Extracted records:
- - - - -

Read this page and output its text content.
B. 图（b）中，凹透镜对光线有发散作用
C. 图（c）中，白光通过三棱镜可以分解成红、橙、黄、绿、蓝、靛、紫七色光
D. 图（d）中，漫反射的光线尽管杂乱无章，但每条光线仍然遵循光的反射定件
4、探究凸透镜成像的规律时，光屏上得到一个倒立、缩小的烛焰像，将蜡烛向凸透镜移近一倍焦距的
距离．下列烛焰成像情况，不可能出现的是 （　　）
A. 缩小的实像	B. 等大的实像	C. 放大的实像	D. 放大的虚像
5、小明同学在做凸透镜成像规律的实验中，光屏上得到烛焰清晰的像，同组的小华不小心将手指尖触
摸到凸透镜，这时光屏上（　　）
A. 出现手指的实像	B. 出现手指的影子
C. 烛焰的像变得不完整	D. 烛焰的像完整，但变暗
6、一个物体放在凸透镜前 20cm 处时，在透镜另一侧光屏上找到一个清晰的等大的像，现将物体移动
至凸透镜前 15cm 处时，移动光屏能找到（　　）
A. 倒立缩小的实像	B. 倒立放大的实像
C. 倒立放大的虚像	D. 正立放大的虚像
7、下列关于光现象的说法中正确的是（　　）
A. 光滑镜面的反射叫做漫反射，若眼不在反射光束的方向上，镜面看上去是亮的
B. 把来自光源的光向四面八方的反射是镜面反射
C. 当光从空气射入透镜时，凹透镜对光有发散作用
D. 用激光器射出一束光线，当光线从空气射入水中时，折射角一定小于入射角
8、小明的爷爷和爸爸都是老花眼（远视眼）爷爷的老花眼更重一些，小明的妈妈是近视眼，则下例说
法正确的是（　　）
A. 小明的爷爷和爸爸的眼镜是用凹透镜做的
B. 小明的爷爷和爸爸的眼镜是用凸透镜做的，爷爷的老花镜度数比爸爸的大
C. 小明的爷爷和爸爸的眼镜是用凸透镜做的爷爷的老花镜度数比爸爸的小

- - - - -

Given exercise: Every entry must be quoted exactly as it appears above.

Task solution:
Read this page and output its text content.
B. 图（b）中，凹透镜对光线有发散作用
C. 图（c）中，白光通过三棱镜可以分解成红、橙、黄、绿、蓝、靛、紫七色光
D. 图（d）中，漫反射的光线尽管杂乱无章，但每条光线仍然遵循光的反射定件
4、探究凸透镜成像的规律时，光屏上得到一个倒立、缩小的烛焰像，将蜡烛向凸透镜移近一倍焦距的
距离．下列烛焰成像情况，不可能出现的是 （　　）
A. 缩小的实像	B. 等大的实像	C. 放大的实像	D. 放大的虚像
5、小明同学在做凸透镜成像规律的实验中，光屏上得到烛焰清晰的像，同组的小华不小心将手指尖触
摸到凸透镜，这时光屏上（　　）
A. 出现手指的实像	B. 出现手指的影子
C. 烛焰的像变得不完整	D. 烛焰的像完整，但变暗
6、一个物体放在凸透镜前 20cm 处时，在透镜另一侧光屏上找到一个清晰的等大的像，现将物体移动
至凸透镜前 15cm 处时，移动光屏能找到（　　）
A. 倒立缩小的实像	B. 倒立放大的实像
C. 倒立放大的虚像	D. 正立放大的虚像
7、下列关于光现象的说法中正确的是（　　）
A. 光滑镜面的反射叫做漫反射，若眼不在反射光束的方向上，镜面看上去是亮的
B. 把来自光源的光向四面八方的反射是镜面反射
C. 当光从空气射入透镜时，凹透镜对光有发散作用
D. 用激光器射出一束光线，当光线从空气射入水中时，折射角一定小于入射角
8、小明的爷爷和爸爸都是老花眼（远视眼）爷爷的老花眼更重一些，小明的妈妈是近视眼，则下例说
法正确的是（　　）
A. 小明的爷爷和爸爸的眼镜是用凹透镜做的
B. 小明的爷爷和爸爸的眼镜是用凸透镜做的，爷爷的老花镜度数比爸爸的大
C. 小明的爷爷和爸爸的眼镜是用凸透镜做的爷爷的老花镜度数比爸爸的小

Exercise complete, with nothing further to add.